Select from the records below every line that has the word "groupe" in it.

Excerpted records -
•••
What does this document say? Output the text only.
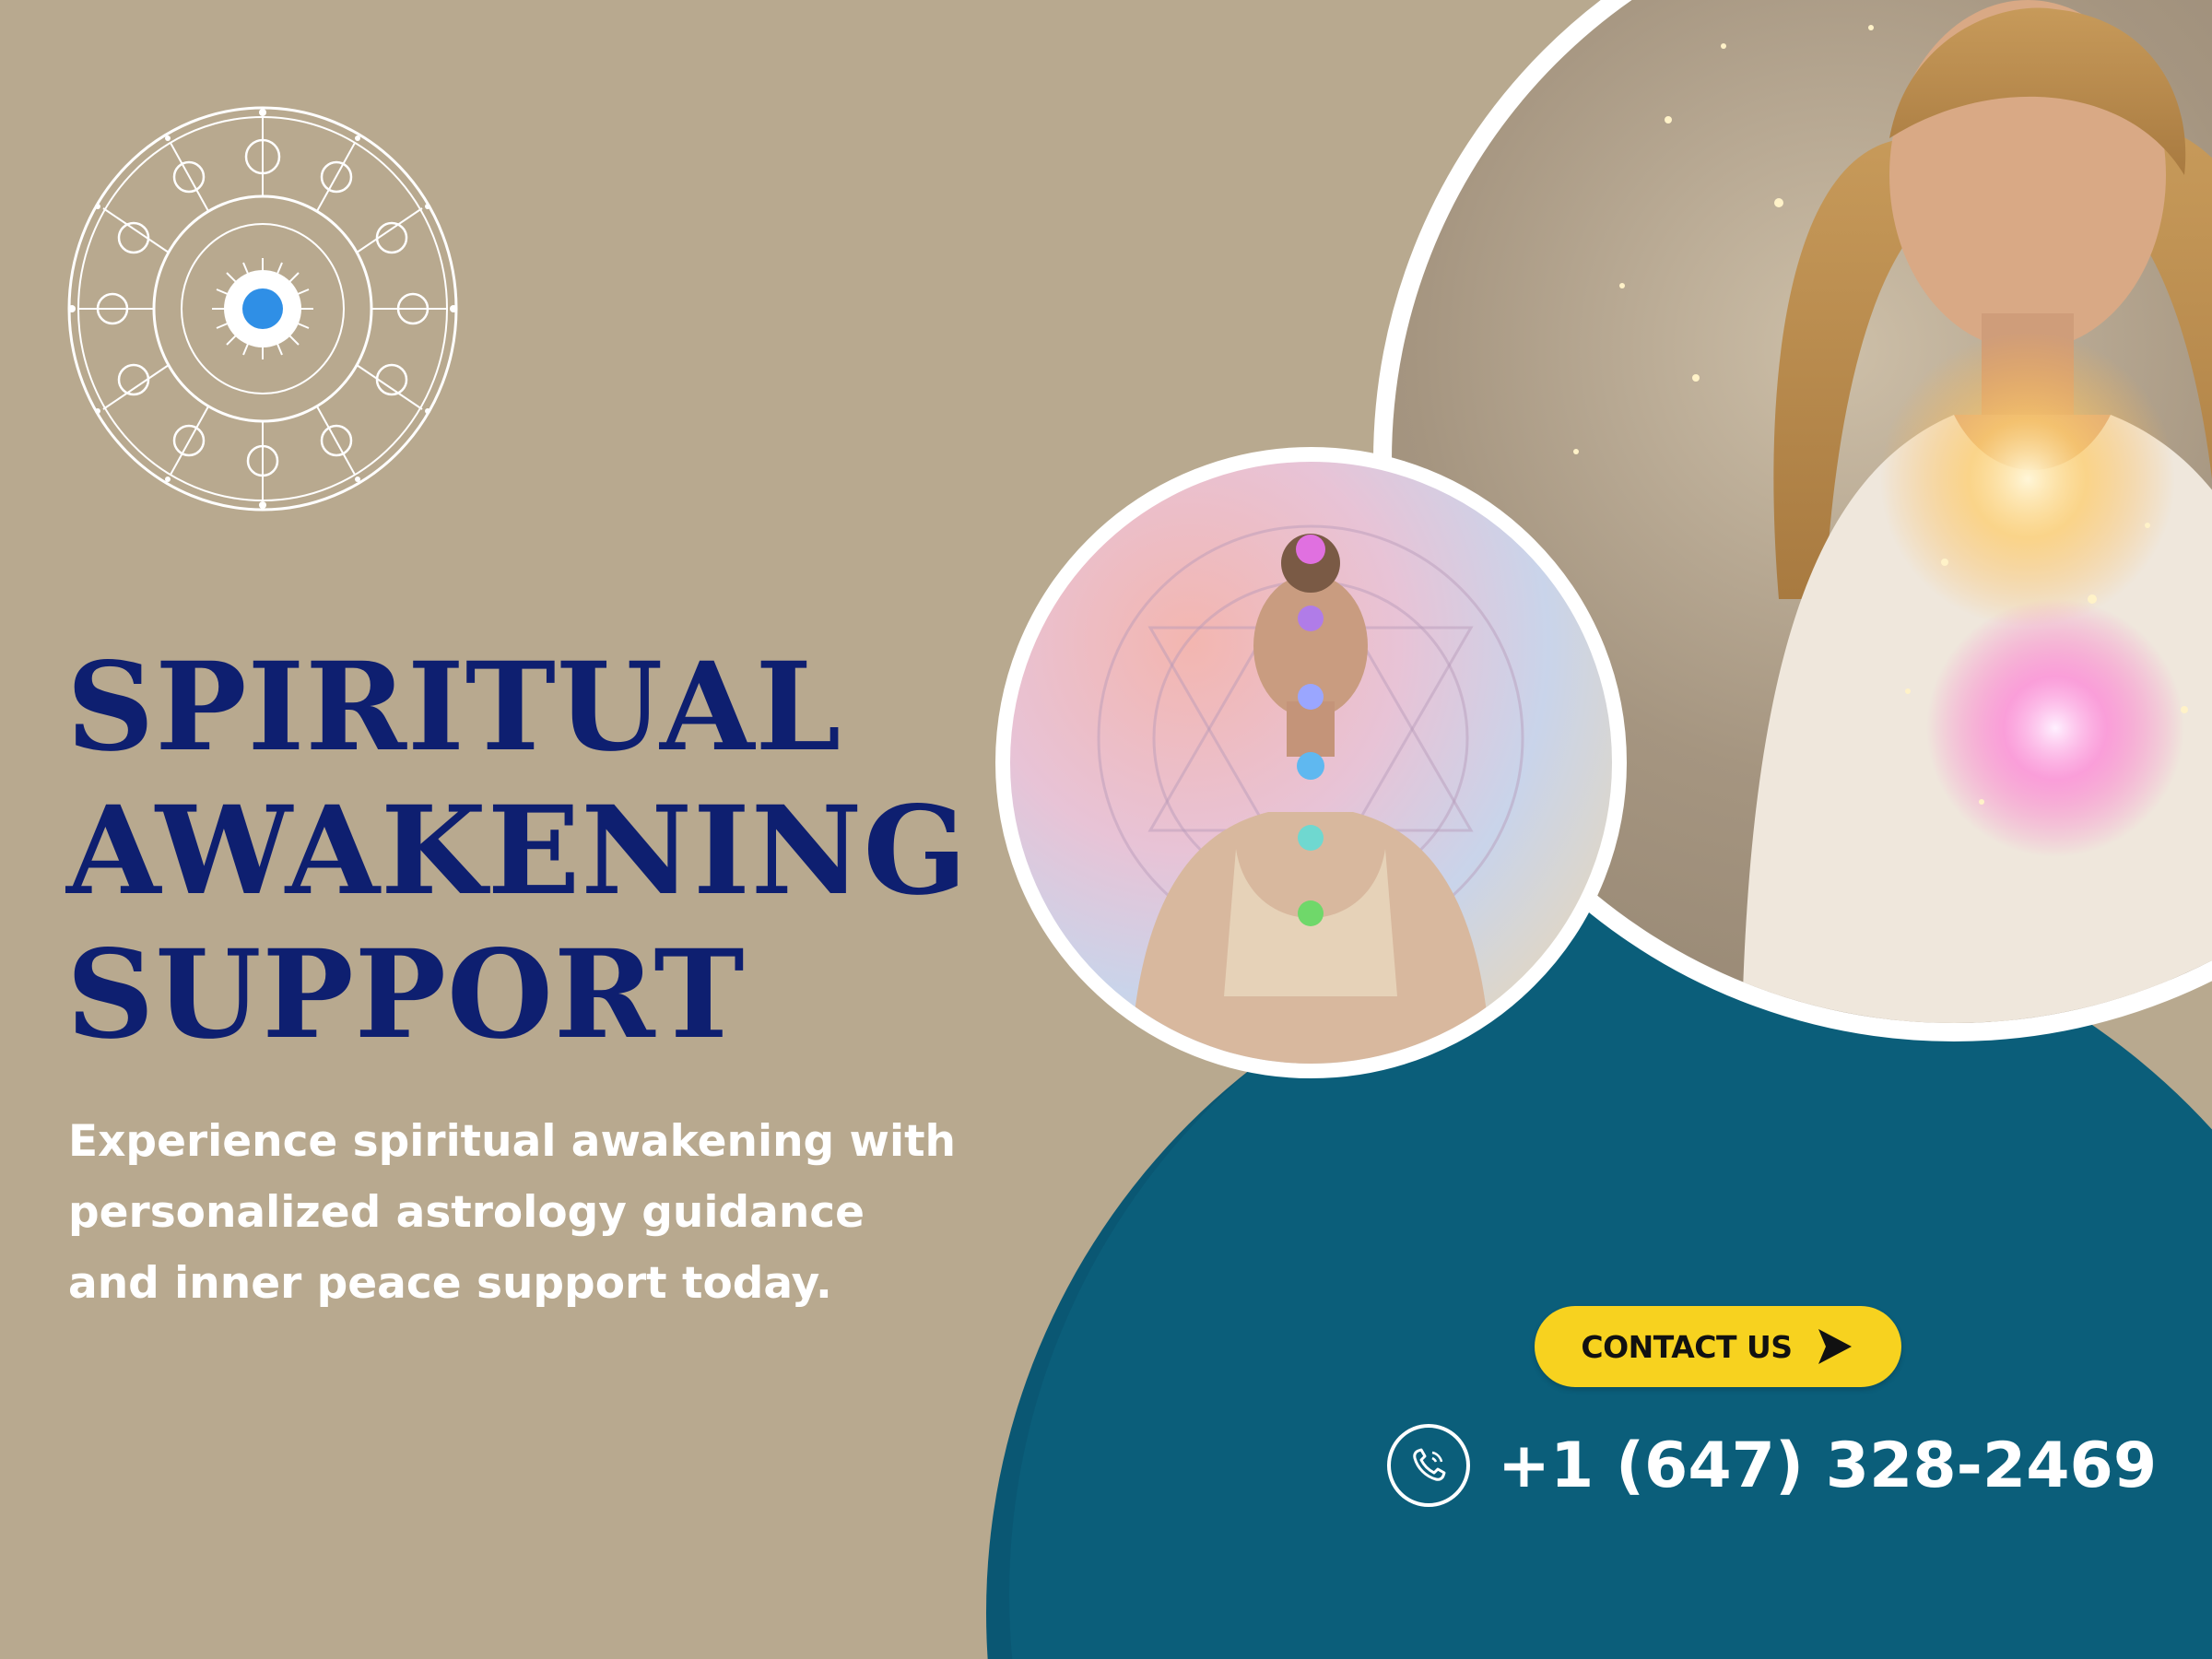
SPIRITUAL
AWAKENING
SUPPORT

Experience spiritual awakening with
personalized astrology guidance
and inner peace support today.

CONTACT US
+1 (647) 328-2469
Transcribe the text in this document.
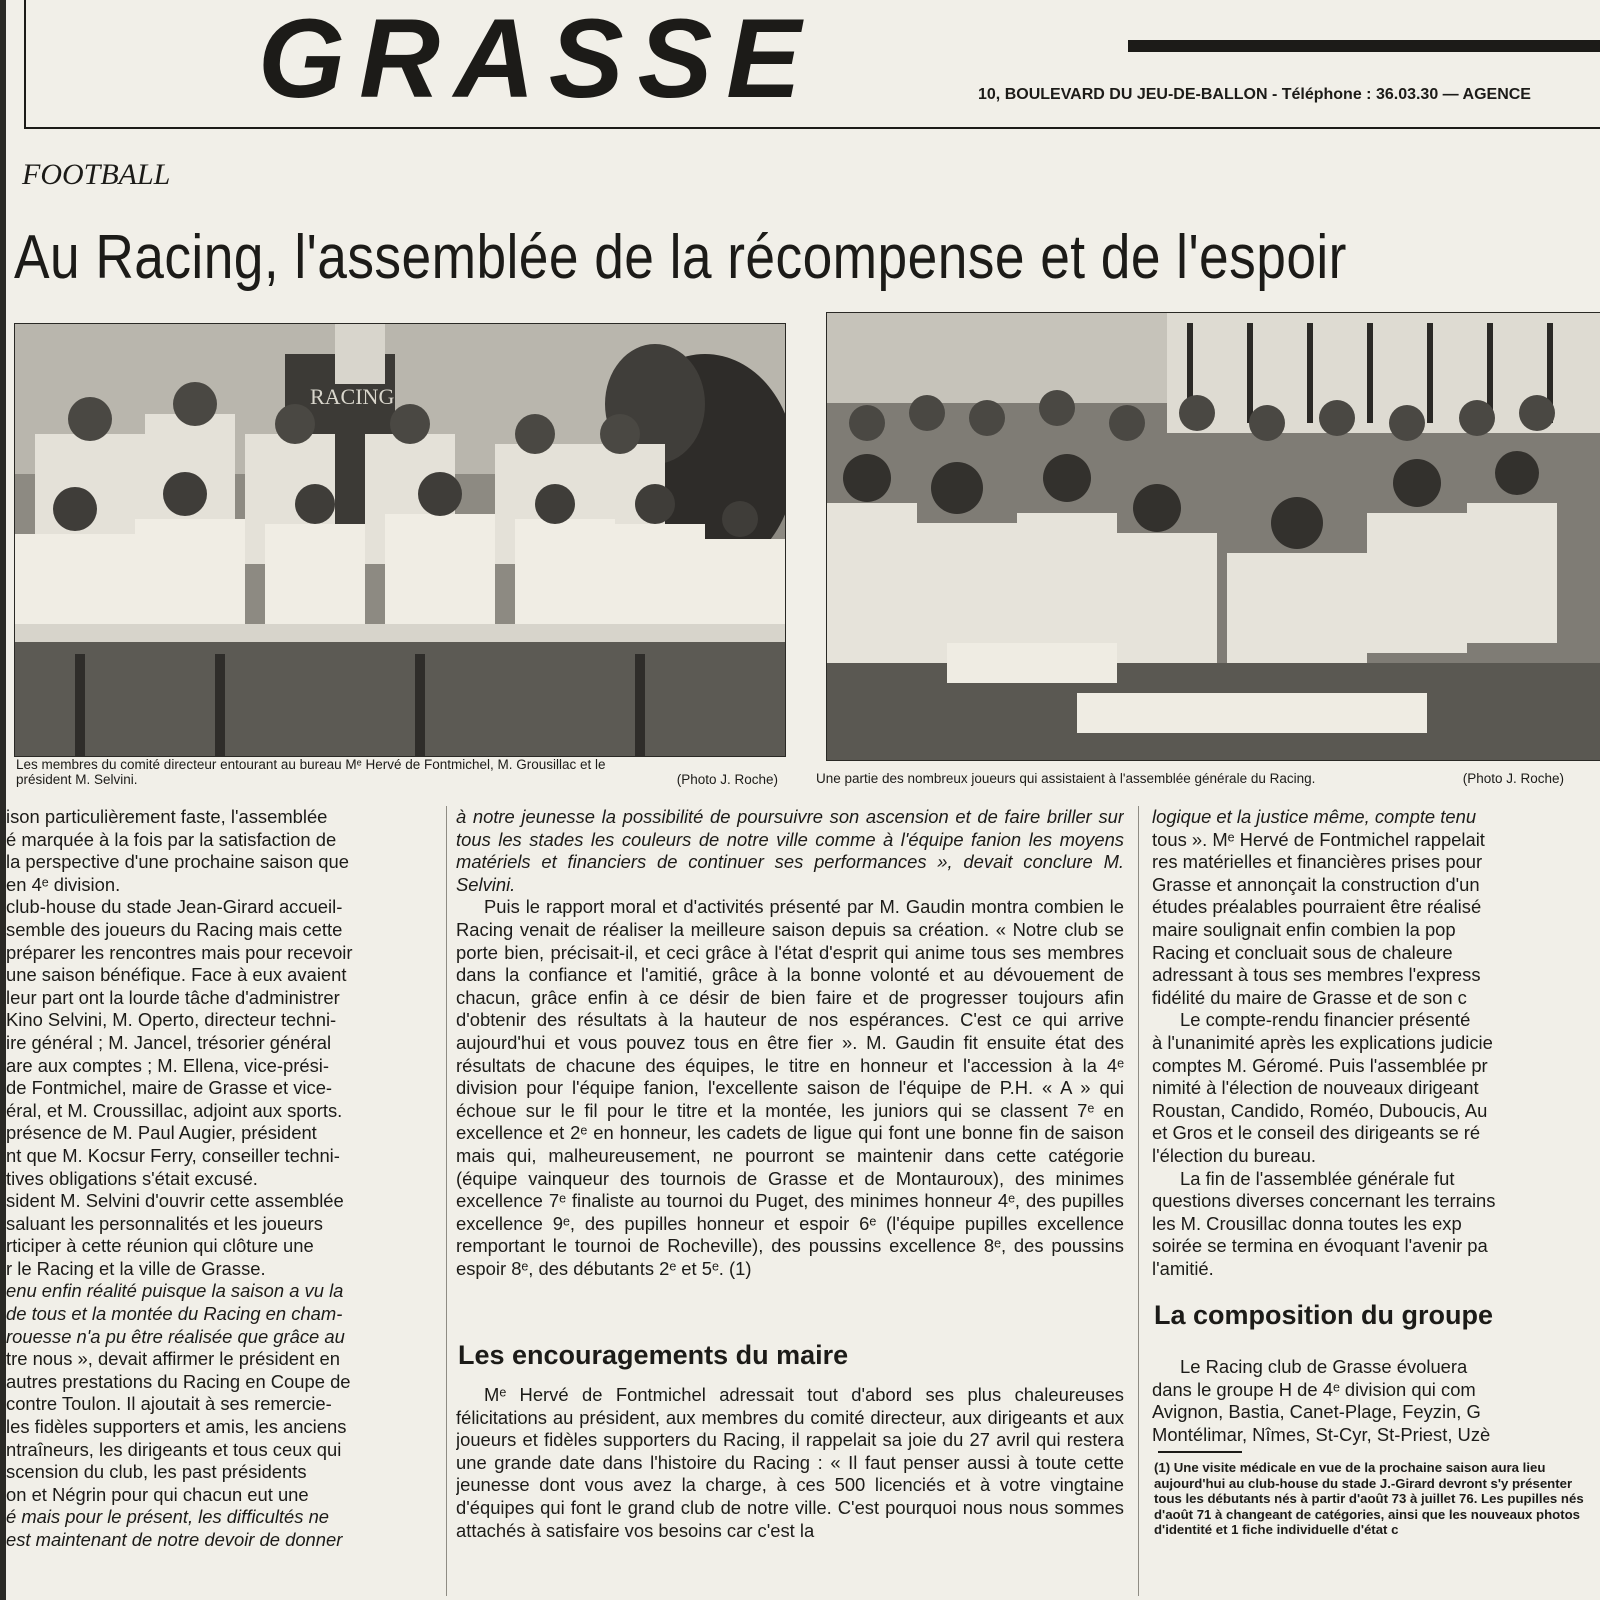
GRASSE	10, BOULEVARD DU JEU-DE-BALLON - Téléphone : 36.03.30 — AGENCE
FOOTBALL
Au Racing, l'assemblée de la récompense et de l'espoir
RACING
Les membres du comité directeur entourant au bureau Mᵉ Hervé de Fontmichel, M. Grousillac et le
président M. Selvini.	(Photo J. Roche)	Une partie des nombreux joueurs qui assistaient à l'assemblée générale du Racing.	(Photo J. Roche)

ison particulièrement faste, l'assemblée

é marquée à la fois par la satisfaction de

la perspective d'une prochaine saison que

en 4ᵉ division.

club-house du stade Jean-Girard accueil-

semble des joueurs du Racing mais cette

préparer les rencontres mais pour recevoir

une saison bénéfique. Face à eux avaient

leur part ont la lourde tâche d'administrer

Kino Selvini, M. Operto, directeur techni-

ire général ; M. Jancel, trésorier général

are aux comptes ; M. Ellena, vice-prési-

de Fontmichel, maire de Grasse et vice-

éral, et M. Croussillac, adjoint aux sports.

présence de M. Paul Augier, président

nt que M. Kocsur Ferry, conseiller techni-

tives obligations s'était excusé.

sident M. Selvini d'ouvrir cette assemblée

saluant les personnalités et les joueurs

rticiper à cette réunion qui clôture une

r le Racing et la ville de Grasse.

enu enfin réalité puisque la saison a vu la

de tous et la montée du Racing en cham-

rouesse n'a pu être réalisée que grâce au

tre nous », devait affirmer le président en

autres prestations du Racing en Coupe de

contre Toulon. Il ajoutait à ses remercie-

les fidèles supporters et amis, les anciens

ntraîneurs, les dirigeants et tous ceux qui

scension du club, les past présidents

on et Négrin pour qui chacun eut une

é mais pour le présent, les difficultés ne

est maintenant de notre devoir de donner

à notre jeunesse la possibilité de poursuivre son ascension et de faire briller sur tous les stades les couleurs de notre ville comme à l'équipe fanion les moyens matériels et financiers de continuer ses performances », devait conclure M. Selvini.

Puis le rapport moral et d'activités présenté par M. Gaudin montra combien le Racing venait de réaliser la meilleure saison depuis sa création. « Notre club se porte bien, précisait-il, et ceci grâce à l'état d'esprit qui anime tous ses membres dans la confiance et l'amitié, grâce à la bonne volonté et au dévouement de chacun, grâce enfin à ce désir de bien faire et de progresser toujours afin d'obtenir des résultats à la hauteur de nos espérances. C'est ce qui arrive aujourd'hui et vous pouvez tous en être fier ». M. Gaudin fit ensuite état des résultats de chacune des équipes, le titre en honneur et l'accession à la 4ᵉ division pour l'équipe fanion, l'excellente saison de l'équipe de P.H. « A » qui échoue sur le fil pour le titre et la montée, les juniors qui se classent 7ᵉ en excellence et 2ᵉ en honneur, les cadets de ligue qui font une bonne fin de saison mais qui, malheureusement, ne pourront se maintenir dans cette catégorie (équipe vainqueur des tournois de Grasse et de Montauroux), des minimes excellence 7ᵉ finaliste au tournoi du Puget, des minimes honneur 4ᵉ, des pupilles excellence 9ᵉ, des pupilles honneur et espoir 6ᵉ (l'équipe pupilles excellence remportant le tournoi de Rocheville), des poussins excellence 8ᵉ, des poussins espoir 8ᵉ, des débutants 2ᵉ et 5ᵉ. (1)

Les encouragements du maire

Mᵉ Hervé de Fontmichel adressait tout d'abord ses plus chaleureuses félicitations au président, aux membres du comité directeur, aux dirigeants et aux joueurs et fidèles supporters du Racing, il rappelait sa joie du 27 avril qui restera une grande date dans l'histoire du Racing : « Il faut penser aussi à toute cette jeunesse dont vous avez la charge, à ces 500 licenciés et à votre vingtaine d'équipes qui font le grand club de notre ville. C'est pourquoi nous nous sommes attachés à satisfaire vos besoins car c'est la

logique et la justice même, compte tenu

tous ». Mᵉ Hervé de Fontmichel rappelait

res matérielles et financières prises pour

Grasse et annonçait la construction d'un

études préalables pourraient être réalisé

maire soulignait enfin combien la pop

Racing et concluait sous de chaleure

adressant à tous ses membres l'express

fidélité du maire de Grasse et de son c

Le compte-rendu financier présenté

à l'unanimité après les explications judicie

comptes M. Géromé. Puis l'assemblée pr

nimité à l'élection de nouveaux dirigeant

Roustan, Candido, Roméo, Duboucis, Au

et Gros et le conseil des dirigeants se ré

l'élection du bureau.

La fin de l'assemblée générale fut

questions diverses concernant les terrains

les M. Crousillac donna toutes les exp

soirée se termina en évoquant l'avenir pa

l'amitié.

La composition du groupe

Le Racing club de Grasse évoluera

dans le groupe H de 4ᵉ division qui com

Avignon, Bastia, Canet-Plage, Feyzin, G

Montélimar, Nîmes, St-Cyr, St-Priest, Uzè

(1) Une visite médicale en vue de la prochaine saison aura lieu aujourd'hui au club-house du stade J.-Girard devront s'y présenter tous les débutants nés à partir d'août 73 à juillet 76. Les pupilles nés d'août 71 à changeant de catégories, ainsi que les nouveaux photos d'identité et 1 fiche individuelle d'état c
•••
In response -
La composition du groupe
dans le groupe H de 4ᵉ division qui com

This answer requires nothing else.